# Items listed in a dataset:

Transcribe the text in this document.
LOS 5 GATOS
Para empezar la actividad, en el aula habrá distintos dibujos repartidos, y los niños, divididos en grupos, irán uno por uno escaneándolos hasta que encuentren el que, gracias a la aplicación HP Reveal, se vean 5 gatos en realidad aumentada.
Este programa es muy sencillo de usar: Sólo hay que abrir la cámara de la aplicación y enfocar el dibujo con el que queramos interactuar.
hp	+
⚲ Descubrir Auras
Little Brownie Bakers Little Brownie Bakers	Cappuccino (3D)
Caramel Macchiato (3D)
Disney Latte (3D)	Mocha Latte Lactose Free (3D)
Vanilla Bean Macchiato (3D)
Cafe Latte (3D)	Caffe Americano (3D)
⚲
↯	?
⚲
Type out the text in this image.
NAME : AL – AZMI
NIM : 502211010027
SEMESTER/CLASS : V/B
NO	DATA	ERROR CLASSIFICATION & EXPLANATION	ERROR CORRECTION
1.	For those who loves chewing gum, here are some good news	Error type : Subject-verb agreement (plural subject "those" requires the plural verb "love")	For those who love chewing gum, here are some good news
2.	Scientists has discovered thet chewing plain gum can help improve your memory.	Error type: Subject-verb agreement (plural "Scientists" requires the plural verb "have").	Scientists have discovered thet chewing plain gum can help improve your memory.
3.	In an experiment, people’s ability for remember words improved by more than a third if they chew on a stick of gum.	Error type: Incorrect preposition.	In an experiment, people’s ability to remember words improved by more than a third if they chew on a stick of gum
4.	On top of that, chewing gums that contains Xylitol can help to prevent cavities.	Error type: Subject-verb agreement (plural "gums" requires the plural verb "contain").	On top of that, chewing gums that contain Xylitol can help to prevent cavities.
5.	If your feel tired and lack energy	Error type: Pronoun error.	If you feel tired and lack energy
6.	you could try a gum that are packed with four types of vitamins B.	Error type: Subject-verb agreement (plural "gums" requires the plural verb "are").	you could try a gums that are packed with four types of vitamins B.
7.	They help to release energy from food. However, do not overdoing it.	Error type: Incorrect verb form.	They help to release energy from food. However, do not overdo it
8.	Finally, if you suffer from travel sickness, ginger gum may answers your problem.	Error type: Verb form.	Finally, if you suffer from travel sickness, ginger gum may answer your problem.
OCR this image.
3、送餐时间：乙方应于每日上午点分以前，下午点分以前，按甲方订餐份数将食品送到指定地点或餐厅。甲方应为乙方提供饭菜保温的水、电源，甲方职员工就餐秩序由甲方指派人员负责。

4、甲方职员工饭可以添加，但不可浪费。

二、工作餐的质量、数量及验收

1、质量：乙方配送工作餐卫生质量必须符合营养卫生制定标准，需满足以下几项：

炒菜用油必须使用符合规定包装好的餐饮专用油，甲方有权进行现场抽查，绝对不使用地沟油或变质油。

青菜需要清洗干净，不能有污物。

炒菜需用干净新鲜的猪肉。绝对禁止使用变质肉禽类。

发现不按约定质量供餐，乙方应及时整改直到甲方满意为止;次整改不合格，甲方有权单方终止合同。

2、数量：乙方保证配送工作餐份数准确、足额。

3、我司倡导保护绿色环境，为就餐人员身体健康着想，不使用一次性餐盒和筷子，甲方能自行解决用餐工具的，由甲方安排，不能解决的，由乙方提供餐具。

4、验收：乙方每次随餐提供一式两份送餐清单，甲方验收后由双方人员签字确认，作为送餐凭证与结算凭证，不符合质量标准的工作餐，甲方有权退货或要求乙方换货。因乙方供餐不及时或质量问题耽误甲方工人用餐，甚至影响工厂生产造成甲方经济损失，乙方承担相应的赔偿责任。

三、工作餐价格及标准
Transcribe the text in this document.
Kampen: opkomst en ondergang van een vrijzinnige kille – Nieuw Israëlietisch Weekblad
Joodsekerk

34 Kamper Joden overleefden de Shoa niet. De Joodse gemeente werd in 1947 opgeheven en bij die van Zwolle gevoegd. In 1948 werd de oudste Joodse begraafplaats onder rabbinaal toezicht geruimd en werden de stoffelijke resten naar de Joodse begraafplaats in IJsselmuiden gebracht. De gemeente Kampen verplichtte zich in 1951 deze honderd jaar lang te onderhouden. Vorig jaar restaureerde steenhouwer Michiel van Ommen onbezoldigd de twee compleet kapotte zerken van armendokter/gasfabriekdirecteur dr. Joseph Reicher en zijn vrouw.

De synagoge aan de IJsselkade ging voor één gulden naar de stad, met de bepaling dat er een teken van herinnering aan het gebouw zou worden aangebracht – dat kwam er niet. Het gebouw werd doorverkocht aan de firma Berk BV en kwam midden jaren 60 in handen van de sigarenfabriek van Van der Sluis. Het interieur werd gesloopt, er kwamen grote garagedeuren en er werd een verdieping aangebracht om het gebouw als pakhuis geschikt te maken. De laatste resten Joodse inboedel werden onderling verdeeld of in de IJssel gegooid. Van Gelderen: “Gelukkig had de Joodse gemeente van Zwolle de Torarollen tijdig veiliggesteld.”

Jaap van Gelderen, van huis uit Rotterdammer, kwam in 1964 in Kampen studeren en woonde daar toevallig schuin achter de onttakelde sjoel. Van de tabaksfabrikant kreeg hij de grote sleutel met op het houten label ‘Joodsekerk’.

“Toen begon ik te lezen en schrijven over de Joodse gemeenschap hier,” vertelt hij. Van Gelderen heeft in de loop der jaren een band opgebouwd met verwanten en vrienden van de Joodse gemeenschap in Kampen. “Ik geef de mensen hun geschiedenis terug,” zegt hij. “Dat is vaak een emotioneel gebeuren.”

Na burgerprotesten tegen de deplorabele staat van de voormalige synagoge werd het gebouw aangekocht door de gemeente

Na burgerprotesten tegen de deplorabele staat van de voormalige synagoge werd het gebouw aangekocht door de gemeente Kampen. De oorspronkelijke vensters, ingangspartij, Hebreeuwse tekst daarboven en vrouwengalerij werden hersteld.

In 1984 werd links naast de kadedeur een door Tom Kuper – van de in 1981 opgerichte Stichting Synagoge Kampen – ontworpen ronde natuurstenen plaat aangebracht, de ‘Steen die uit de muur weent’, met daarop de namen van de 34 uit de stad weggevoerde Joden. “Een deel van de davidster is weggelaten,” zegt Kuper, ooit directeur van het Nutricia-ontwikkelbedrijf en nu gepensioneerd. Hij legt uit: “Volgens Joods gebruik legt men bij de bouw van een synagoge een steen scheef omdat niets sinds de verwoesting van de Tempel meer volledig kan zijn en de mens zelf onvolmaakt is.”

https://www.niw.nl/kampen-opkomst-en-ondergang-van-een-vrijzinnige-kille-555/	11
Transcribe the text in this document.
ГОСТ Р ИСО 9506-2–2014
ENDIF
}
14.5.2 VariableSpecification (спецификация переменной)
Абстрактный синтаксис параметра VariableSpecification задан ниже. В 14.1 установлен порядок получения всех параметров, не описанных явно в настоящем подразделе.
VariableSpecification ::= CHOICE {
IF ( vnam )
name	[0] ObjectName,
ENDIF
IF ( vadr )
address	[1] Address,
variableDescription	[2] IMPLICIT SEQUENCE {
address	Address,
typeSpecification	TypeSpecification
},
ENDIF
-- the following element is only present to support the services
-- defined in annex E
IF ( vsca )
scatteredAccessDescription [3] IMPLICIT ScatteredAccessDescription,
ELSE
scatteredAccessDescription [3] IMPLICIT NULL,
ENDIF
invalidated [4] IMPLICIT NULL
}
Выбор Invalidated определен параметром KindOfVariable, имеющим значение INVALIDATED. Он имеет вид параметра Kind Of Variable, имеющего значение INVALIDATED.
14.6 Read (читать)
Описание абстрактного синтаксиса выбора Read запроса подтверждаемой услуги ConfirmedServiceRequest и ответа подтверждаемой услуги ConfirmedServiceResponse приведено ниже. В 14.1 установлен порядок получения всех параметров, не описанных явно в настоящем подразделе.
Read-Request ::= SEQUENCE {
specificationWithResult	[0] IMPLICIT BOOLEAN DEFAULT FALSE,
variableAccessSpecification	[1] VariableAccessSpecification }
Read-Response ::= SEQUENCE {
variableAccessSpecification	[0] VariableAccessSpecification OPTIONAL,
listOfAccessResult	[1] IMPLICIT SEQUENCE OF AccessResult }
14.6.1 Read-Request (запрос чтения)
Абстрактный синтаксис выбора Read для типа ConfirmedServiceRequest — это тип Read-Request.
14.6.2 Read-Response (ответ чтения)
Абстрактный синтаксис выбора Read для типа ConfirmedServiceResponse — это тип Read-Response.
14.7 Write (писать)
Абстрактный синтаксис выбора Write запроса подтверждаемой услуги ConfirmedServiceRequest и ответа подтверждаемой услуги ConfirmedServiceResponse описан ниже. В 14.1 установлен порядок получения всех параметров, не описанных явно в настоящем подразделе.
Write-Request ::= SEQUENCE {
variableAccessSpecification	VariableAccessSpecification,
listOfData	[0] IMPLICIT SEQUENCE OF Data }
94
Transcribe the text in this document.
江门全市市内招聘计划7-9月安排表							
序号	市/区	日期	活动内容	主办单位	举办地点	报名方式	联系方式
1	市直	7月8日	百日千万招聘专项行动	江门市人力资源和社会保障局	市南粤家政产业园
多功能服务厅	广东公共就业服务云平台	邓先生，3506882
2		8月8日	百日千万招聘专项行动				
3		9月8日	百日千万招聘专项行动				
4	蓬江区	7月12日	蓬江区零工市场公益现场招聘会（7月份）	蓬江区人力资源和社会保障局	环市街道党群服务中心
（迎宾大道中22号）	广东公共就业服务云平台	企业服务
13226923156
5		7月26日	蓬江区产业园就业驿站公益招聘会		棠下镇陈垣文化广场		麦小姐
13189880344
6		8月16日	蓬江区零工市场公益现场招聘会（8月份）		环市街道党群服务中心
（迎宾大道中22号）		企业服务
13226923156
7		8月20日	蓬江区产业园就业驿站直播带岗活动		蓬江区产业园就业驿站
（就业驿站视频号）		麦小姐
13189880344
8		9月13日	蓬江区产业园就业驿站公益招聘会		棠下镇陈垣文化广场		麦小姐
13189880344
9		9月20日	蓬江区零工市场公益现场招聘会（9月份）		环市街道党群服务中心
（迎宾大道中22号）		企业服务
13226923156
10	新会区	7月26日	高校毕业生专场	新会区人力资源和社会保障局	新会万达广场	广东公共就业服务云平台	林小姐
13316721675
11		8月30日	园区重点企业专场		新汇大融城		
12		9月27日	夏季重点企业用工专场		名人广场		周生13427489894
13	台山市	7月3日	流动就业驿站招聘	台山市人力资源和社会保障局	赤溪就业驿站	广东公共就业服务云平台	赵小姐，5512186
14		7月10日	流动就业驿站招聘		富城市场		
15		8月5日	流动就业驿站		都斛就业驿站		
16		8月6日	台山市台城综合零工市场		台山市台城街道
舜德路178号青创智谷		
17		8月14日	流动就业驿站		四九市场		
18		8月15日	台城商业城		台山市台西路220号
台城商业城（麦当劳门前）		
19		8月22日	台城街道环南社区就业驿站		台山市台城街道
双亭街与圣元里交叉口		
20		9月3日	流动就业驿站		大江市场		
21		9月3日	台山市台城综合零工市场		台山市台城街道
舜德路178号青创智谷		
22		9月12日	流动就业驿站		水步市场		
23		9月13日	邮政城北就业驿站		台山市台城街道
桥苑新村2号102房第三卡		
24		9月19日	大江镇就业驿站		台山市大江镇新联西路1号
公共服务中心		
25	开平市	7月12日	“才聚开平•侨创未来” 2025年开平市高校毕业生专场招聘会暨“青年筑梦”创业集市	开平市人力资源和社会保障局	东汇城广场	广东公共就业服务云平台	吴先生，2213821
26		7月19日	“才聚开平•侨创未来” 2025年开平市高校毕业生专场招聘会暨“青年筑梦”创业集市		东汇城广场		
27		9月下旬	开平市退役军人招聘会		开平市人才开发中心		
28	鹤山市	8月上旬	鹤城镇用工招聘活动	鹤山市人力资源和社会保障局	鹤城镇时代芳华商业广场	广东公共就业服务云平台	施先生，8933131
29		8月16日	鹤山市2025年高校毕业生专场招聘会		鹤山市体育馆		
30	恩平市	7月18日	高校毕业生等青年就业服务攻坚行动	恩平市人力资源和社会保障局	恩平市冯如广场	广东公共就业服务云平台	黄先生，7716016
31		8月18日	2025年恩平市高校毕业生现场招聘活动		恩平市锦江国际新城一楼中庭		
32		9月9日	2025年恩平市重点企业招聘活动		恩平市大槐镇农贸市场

# WHAT YOU ARE ASKED TO DO:
Show the lines of the records that contain the word "variableAccessSpecification".

# EXERCISE SOLUTION:
variableAccessSpecification	[1] VariableAccessSpecification }
variableAccessSpecification	[0] VariableAccessSpecification OPTIONAL,
variableAccessSpecification	VariableAccessSpecification,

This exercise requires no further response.